==== Material

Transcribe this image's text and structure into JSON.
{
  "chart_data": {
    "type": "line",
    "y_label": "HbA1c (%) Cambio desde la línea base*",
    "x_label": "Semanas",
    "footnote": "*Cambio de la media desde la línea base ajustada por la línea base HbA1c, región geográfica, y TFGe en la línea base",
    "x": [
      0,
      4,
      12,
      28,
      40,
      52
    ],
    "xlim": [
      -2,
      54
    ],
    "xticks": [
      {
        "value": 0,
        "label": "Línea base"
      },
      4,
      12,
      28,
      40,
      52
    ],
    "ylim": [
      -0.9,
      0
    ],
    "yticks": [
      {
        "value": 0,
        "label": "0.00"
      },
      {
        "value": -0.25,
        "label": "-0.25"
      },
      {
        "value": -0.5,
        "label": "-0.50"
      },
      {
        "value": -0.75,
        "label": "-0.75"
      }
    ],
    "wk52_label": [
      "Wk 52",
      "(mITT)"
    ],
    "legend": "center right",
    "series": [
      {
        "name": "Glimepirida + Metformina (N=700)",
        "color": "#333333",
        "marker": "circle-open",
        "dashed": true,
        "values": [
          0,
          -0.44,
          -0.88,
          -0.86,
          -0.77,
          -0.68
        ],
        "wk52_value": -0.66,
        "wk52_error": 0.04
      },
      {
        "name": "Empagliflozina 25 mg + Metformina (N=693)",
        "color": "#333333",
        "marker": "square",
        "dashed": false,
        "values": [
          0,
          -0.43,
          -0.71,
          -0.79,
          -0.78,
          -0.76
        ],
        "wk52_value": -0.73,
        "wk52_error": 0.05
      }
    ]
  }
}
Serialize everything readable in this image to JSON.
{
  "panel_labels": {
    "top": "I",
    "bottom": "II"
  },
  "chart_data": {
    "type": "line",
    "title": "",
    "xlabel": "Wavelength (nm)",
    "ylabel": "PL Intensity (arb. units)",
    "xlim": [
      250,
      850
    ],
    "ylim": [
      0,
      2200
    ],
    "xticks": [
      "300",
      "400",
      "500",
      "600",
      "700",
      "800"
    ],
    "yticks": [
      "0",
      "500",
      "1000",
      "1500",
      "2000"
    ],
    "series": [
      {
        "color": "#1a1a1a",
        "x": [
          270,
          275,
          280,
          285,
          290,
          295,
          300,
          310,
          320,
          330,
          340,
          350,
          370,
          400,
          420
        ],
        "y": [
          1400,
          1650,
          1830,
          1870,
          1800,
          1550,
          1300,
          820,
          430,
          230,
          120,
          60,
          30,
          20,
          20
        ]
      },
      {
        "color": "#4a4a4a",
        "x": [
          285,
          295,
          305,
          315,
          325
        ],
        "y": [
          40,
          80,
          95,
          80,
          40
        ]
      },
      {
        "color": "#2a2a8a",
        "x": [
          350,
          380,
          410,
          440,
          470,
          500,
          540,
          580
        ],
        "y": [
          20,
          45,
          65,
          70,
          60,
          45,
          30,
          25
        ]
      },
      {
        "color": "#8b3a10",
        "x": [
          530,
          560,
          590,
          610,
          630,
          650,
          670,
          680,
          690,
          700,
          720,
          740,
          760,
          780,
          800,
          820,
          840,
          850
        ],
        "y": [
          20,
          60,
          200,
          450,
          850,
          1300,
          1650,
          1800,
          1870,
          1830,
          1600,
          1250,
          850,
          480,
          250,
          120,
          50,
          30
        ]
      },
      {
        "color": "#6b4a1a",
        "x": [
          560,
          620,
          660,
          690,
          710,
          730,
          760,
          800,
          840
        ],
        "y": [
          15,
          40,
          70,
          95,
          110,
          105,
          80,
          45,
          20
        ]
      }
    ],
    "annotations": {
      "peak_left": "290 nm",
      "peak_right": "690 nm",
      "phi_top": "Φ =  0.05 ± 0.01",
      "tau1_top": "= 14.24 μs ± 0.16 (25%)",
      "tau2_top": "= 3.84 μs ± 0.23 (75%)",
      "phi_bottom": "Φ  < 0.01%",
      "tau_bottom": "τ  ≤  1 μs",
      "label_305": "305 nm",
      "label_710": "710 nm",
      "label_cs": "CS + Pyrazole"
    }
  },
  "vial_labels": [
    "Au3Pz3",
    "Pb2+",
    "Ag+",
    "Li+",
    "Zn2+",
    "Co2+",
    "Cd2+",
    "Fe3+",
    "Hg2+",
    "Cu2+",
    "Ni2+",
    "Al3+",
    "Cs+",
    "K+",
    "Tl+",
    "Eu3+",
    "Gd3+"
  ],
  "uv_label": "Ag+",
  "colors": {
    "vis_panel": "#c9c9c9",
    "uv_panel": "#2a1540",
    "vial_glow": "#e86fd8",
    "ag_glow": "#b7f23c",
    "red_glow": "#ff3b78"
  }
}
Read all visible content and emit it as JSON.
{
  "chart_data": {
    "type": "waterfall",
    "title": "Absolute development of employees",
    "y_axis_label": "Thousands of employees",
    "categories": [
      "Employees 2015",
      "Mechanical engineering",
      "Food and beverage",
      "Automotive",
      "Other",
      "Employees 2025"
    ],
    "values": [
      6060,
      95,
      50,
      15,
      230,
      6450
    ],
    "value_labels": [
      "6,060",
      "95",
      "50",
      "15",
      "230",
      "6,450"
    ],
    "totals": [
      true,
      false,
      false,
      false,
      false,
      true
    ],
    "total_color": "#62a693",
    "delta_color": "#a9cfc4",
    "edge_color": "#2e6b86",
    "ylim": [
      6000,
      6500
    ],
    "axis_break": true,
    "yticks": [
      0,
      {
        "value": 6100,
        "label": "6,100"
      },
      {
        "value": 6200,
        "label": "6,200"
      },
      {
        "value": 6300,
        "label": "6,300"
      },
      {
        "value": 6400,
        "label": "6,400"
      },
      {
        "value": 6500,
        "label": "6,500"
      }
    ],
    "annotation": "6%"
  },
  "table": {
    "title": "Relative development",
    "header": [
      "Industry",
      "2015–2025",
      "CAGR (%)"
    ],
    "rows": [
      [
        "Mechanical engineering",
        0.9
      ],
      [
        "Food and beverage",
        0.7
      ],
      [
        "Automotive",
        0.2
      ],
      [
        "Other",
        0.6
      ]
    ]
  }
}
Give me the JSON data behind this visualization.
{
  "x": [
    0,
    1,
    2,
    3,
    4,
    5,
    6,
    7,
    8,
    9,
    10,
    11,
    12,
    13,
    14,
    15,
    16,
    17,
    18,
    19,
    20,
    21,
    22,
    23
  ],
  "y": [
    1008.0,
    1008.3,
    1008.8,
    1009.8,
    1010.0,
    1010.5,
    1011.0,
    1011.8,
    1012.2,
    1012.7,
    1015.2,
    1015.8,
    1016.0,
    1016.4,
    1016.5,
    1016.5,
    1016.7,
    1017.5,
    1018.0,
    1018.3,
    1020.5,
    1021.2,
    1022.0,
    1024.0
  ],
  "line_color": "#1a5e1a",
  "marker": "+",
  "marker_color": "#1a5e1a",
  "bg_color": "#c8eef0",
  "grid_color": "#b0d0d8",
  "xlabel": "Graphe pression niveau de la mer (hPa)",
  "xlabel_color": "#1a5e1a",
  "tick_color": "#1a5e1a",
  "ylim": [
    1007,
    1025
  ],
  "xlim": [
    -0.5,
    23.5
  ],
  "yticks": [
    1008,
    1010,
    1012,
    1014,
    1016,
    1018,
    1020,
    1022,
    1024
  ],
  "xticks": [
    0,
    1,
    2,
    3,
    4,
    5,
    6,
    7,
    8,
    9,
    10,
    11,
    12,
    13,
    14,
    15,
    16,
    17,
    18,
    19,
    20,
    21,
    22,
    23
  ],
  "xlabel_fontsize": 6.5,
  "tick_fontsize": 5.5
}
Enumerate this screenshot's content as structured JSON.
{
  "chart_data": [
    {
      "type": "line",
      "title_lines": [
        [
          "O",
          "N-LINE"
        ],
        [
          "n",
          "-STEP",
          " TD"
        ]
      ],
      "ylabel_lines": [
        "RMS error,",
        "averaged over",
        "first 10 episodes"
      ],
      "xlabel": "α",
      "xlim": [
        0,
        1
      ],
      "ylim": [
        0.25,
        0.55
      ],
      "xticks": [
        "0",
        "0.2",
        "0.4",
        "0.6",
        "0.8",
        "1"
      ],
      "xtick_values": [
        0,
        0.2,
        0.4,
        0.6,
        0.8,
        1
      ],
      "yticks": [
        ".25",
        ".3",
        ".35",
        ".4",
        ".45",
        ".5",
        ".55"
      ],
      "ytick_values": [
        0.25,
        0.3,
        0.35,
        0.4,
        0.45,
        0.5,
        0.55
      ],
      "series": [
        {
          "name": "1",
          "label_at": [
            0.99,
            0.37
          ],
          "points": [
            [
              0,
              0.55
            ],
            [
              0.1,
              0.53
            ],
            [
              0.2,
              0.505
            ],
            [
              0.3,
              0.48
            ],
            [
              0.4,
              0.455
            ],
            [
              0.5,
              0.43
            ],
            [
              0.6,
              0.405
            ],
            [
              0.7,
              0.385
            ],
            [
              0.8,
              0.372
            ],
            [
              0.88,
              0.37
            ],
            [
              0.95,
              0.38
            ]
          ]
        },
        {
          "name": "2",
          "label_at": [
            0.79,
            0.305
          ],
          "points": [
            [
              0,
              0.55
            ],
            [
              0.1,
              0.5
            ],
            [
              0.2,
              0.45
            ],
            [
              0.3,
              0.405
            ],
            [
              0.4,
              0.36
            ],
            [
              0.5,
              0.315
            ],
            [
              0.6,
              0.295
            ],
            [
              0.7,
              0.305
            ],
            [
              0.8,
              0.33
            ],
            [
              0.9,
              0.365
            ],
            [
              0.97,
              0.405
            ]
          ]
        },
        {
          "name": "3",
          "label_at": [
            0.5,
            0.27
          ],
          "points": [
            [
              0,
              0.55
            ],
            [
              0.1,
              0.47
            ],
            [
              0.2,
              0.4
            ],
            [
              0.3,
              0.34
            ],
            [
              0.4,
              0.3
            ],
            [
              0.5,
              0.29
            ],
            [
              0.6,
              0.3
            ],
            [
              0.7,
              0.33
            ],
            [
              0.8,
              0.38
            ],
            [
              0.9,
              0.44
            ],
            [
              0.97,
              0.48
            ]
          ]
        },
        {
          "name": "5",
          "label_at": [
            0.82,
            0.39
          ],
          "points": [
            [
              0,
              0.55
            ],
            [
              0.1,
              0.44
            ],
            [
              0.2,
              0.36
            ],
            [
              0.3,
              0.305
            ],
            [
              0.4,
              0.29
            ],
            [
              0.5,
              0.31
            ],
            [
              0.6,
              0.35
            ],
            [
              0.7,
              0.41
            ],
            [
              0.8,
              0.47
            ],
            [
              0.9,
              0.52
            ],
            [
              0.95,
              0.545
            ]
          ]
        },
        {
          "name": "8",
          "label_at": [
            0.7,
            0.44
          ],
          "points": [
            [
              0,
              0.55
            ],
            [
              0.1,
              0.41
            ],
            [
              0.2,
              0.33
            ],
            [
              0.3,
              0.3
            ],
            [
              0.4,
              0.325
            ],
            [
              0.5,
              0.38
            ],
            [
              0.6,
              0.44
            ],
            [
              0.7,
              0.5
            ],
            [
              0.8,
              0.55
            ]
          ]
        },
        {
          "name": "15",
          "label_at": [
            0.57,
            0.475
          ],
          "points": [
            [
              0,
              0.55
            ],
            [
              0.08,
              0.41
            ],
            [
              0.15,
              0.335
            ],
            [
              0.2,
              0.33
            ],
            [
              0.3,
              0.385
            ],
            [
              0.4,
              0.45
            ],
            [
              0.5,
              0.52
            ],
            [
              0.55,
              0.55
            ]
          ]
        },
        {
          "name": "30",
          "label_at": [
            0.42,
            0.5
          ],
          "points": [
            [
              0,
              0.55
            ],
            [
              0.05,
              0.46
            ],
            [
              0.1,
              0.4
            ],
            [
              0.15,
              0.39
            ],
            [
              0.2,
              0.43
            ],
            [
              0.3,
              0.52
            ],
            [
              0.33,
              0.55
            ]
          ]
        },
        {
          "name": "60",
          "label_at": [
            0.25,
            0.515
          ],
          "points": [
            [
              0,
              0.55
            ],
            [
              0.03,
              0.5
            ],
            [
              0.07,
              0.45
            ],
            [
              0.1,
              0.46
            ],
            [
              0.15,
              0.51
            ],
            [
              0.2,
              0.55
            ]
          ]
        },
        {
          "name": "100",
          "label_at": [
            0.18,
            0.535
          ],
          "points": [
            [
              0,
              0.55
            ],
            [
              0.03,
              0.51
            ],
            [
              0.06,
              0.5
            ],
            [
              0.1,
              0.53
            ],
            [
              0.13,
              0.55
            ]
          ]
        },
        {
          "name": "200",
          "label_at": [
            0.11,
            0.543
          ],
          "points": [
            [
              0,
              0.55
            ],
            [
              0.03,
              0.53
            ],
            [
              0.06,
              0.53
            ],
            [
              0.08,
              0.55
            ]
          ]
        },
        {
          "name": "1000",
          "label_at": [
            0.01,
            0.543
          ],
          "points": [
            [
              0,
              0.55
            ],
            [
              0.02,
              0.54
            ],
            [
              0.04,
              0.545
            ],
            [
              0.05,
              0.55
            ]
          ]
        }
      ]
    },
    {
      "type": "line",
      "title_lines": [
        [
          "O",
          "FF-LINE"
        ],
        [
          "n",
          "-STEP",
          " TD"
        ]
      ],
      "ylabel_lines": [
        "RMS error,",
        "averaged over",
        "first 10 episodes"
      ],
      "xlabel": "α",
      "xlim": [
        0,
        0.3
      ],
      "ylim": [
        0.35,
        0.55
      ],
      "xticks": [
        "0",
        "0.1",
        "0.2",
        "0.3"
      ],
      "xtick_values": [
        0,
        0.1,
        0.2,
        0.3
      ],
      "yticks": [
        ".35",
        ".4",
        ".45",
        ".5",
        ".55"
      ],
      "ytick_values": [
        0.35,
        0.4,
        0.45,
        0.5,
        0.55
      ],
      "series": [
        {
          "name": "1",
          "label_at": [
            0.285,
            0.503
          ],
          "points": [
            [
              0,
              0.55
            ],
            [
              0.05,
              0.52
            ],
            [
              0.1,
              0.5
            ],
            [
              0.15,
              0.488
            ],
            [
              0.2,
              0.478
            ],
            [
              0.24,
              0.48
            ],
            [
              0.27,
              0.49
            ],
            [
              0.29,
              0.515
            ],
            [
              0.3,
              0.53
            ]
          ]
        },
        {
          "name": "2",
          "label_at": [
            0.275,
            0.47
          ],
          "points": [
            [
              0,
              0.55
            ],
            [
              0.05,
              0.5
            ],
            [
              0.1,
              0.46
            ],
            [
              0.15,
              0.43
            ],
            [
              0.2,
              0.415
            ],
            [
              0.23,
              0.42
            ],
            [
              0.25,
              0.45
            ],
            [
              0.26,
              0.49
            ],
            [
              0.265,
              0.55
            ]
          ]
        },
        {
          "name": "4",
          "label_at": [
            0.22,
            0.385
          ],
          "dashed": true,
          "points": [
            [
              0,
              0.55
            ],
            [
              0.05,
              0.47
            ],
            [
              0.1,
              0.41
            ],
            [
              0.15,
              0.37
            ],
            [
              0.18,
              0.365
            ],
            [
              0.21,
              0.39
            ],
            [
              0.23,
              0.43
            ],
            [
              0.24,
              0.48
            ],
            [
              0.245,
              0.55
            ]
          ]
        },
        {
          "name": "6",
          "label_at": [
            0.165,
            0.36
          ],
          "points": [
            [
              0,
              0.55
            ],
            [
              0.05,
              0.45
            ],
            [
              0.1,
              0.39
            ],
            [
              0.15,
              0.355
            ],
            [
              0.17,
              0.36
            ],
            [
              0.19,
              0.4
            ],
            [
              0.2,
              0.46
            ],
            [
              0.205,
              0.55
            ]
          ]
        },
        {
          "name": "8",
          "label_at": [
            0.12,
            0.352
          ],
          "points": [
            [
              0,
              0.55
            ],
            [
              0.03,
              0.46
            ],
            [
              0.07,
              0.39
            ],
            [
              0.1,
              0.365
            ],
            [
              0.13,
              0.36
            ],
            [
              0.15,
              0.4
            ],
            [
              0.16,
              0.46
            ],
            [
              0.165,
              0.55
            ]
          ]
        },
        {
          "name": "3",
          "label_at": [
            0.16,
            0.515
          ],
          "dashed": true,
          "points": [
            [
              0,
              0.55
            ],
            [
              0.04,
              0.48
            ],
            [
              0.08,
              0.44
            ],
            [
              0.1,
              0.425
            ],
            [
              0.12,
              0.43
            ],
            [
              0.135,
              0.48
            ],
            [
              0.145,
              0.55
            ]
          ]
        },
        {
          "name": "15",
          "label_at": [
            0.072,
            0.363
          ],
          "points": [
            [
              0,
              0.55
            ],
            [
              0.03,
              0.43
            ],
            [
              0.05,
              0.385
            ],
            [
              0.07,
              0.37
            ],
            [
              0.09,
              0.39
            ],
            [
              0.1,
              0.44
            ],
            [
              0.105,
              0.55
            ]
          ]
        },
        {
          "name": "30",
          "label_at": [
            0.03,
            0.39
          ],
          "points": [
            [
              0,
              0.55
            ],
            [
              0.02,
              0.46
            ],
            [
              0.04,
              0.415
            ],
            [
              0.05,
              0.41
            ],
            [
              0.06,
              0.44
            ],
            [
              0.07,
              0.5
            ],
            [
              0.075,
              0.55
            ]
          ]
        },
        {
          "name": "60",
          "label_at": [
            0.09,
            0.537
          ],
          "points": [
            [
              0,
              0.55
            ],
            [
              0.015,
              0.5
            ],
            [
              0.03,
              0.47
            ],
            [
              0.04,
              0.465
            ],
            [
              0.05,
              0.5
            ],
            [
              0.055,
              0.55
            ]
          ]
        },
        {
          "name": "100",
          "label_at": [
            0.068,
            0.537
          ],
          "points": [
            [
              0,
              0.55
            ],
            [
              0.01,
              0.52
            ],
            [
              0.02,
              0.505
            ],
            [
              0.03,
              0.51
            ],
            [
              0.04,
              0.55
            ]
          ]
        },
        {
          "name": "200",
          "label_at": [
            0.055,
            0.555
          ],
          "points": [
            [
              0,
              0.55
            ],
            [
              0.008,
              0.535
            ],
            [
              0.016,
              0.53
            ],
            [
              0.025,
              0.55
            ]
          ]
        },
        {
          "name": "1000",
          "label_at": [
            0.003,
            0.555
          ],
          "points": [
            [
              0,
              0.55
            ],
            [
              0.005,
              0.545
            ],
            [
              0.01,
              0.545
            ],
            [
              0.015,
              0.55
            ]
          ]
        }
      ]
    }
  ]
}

========

■ Prompt ■
Write down every line of the data above that includes the string "true".

■ Answer to this problem ■
        "dashed": true,
      true,
      true
    "axis_break": true,
          "dashed": true,
          "dashed": true,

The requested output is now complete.